__WHAT YOU SHOULD DO__. Could you write out every entry exactly as it stands?

Collected data entries:
★ ★ ★ ★ ★ ★ ★
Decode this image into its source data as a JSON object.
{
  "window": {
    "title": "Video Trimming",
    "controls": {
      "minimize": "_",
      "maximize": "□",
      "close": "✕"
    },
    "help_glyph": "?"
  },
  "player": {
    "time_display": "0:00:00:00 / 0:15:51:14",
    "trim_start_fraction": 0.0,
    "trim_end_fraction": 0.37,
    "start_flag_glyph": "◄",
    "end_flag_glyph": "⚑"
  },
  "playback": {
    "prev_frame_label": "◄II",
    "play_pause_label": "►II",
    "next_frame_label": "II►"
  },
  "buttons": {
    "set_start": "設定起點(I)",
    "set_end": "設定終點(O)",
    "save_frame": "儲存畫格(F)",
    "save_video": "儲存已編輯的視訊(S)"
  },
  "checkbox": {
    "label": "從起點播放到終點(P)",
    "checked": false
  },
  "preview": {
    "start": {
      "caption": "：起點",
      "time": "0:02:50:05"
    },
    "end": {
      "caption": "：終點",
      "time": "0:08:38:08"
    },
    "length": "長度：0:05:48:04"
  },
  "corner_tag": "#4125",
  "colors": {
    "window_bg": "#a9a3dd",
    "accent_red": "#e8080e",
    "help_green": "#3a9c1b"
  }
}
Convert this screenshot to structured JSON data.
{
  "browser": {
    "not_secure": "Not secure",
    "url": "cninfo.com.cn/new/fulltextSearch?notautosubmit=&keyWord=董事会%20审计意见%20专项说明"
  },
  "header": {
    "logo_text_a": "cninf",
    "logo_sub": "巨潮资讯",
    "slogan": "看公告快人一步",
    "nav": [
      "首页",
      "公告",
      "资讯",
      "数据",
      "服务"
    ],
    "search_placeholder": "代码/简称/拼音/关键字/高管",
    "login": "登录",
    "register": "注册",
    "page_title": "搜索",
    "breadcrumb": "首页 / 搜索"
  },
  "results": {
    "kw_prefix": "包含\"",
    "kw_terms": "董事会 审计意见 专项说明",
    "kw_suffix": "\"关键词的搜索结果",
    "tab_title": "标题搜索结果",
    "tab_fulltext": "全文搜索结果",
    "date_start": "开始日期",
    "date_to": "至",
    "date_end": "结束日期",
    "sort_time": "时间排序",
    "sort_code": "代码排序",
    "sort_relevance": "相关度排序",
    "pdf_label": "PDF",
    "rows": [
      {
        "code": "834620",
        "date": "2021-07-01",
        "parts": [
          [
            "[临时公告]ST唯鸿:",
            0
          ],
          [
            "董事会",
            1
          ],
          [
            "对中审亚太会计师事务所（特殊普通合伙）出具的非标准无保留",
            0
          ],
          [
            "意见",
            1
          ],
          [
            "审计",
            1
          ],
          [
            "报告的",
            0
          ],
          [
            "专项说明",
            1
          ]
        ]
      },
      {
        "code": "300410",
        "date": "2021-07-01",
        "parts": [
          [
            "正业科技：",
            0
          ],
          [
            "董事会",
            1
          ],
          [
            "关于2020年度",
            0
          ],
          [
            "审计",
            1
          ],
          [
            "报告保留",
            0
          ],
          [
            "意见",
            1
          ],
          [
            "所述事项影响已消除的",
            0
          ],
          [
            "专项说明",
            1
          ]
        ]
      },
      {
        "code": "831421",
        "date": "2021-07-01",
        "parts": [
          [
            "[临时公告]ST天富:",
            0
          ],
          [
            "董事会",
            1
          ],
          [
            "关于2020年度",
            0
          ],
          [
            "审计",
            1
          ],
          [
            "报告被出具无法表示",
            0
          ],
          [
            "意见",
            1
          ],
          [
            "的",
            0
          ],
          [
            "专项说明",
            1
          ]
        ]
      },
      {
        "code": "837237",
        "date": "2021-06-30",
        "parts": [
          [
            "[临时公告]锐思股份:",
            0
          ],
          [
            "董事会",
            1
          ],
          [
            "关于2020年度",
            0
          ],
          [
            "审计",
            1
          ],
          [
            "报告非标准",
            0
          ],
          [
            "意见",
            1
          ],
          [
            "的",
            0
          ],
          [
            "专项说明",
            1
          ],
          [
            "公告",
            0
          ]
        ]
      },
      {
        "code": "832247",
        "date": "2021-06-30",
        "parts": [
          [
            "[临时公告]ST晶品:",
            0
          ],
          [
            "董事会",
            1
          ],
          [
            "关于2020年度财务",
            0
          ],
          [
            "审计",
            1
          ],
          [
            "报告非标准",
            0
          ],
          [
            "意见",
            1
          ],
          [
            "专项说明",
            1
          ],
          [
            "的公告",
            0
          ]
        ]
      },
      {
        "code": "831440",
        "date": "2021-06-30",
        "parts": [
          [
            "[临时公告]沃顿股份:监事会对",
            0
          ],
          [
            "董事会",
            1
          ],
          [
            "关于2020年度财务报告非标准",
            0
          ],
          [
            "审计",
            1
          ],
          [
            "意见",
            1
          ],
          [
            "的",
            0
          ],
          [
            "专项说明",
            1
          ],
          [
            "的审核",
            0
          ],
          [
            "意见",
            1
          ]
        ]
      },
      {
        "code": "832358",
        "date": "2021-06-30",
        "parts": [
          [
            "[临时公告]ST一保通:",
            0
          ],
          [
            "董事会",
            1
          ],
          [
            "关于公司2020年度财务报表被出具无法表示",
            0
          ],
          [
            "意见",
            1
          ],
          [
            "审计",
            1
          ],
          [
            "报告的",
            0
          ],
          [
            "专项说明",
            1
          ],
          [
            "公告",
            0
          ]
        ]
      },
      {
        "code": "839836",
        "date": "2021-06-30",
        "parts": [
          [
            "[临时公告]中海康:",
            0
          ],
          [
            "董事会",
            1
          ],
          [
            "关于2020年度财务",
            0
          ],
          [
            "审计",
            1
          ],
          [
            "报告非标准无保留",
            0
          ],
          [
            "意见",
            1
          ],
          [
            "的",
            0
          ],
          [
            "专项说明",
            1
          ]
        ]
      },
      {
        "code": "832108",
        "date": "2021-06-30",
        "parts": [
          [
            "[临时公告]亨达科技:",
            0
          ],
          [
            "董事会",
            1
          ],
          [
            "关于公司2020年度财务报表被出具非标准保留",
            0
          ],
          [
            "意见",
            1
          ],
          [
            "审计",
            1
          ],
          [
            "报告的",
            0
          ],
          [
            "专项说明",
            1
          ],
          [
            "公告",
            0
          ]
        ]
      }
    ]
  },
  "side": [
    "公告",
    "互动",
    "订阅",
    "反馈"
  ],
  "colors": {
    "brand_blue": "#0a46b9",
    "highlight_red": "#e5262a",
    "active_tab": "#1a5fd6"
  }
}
★ ★ ★ ★ ★ ★ ★
__THE OUTPUT__.
Decode this image into its source data as a JSON object.
{
  "window": {
    "title": "Video Trimming",
    "controls": {
      "minimize": "_",
      "maximize": "□",
      "close": "✕"
    },
    "help_glyph": "?"
  },
  "player": {
    "time_display": "0:00:00:00 / 0:15:51:14",
    "trim_start_fraction": 0.0,
    "trim_end_fraction": 0.37,
    "start_flag_glyph": "◄",
    "end_flag_glyph": "⚑"
  },
  "playback": {
    "prev_frame_label": "◄II",
    "play_pause_label": "►II",
    "next_frame_label": "II►"
  },
  "buttons": {
    "set_start": "設定起點(I)",
    "set_end": "設定終點(O)",
    "save_frame": "儲存畫格(F)",
    "save_video": "儲存已編輯的視訊(S)"
  },
  "checkbox": {
    "label": "從起點播放到終點(P)",
    "checked": false
  },
  "preview": {
    "start": {
      "caption": "：起點",
      "time": "0:02:50:05"
    },
    "end": {
      "caption": "：終點",
      "time": "0:08:38:08"
    },
    "length": "長度：0:05:48:04"
  },
  "corner_tag": "#4125",
  "colors": {
    "window_bg": "#a9a3dd",
    "accent_red": "#e8080e",
    "help_green": "#3a9c1b"
  }
}
Convert this screenshot to structured JSON data.
{
  "browser": {
    "not_secure": "Not secure",
    "url": "cninfo.com.cn/new/fulltextSearch?notautosubmit=&keyWord=董事会%20审计意见%20专项说明"
  },
  "header": {
    "logo_text_a": "cninf",
    "logo_sub": "巨潮资讯",
    "slogan": "看公告快人一步",
    "nav": [
      "首页",
      "公告",
      "资讯",
      "数据",
      "服务"
    ],
    "search_placeholder": "代码/简称/拼音/关键字/高管",
    "login": "登录",
    "register": "注册",
    "page_title": "搜索",
    "breadcrumb": "首页 / 搜索"
  },
  "results": {
    "kw_prefix": "包含\"",
    "kw_terms": "董事会 审计意见 专项说明",
    "kw_suffix": "\"关键词的搜索结果",
    "tab_title": "标题搜索结果",
    "tab_fulltext": "全文搜索结果",
    "date_start": "开始日期",
    "date_to": "至",
    "date_end": "结束日期",
    "sort_time": "时间排序",
    "sort_code": "代码排序",
    "sort_relevance": "相关度排序",
    "pdf_label": "PDF",
    "rows": [
      {
        "code": "834620",
        "date": "2021-07-01",
        "parts": [
          [
            "[临时公告]ST唯鸿:",
            0
          ],
          [
            "董事会",
            1
          ],
          [
            "对中审亚太会计师事务所（特殊普通合伙）出具的非标准无保留",
            0
          ],
          [
            "意见",
            1
          ],
          [
            "审计",
            1
          ],
          [
            "报告的",
            0
          ],
          [
            "专项说明",
            1
          ]
        ]
      },
      {
        "code": "300410",
        "date": "2021-07-01",
        "parts": [
          [
            "正业科技：",
            0
          ],
          [
            "董事会",
            1
          ],
          [
            "关于2020年度",
            0
          ],
          [
            "审计",
            1
          ],
          [
            "报告保留",
            0
          ],
          [
            "意见",
            1
          ],
          [
            "所述事项影响已消除的",
            0
          ],
          [
            "专项说明",
            1
          ]
        ]
      },
      {
        "code": "831421",
        "date": "2021-07-01",
        "parts": [
          [
            "[临时公告]ST天富:",
            0
          ],
          [
            "董事会",
            1
          ],
          [
            "关于2020年度",
            0
          ],
          [
            "审计",
            1
          ],
          [
            "报告被出具无法表示",
            0
          ],
          [
            "意见",
            1
          ],
          [
            "的",
            0
          ],
          [
            "专项说明",
            1
          ]
        ]
      },
      {
        "code": "837237",
        "date": "2021-06-30",
        "parts": [
          [
            "[临时公告]锐思股份:",
            0
          ],
          [
            "董事会",
            1
          ],
          [
            "关于2020年度",
            0
          ],
          [
            "审计",
            1
          ],
          [
            "报告非标准",
            0
          ],
          [
            "意见",
            1
          ],
          [
            "的",
            0
          ],
          [
            "专项说明",
            1
          ],
          [
            "公告",
            0
          ]
        ]
      },
      {
        "code": "832247",
        "date": "2021-06-30",
        "parts": [
          [
            "[临时公告]ST晶品:",
            0
          ],
          [
            "董事会",
            1
          ],
          [
            "关于2020年度财务",
            0
          ],
          [
            "审计",
            1
          ],
          [
            "报告非标准",
            0
          ],
          [
            "意见",
            1
          ],
          [
            "专项说明",
            1
          ],
          [
            "的公告",
            0
          ]
        ]
      },
      {
        "code": "831440",
        "date": "2021-06-30",
        "parts": [
          [
            "[临时公告]沃顿股份:监事会对",
            0
          ],
          [
            "董事会",
            1
          ],
          [
            "关于2020年度财务报告非标准",
            0
          ],
          [
            "审计",
            1
          ],
          [
            "意见",
            1
          ],
          [
            "的",
            0
          ],
          [
            "专项说明",
            1
          ],
          [
            "的审核",
            0
          ],
          [
            "意见",
            1
          ]
        ]
      },
      {
        "code": "832358",
        "date": "2021-06-30",
        "parts": [
          [
            "[临时公告]ST一保通:",
            0
          ],
          [
            "董事会",
            1
          ],
          [
            "关于公司2020年度财务报表被出具无法表示",
            0
          ],
          [
            "意见",
            1
          ],
          [
            "审计",
            1
          ],
          [
            "报告的",
            0
          ],
          [
            "专项说明",
            1
          ],
          [
            "公告",
            0
          ]
        ]
      },
      {
        "code": "839836",
        "date": "2021-06-30",
        "parts": [
          [
            "[临时公告]中海康:",
            0
          ],
          [
            "董事会",
            1
          ],
          [
            "关于2020年度财务",
            0
          ],
          [
            "审计",
            1
          ],
          [
            "报告非标准无保留",
            0
          ],
          [
            "意见",
            1
          ],
          [
            "的",
            0
          ],
          [
            "专项说明",
            1
          ]
        ]
      },
      {
        "code": "832108",
        "date": "2021-06-30",
        "parts": [
          [
            "[临时公告]亨达科技:",
            0
          ],
          [
            "董事会",
            1
          ],
          [
            "关于公司2020年度财务报表被出具非标准保留",
            0
          ],
          [
            "意见",
            1
          ],
          [
            "审计",
            1
          ],
          [
            "报告的",
            0
          ],
          [
            "专项说明",
            1
          ],
          [
            "公告",
            0
          ]
        ]
      }
    ]
  },
  "side": [
    "公告",
    "互动",
    "订阅",
    "反馈"
  ],
  "colors": {
    "brand_blue": "#0a46b9",
    "highlight_red": "#e5262a",
    "active_tab": "#1a5fd6"
  }
}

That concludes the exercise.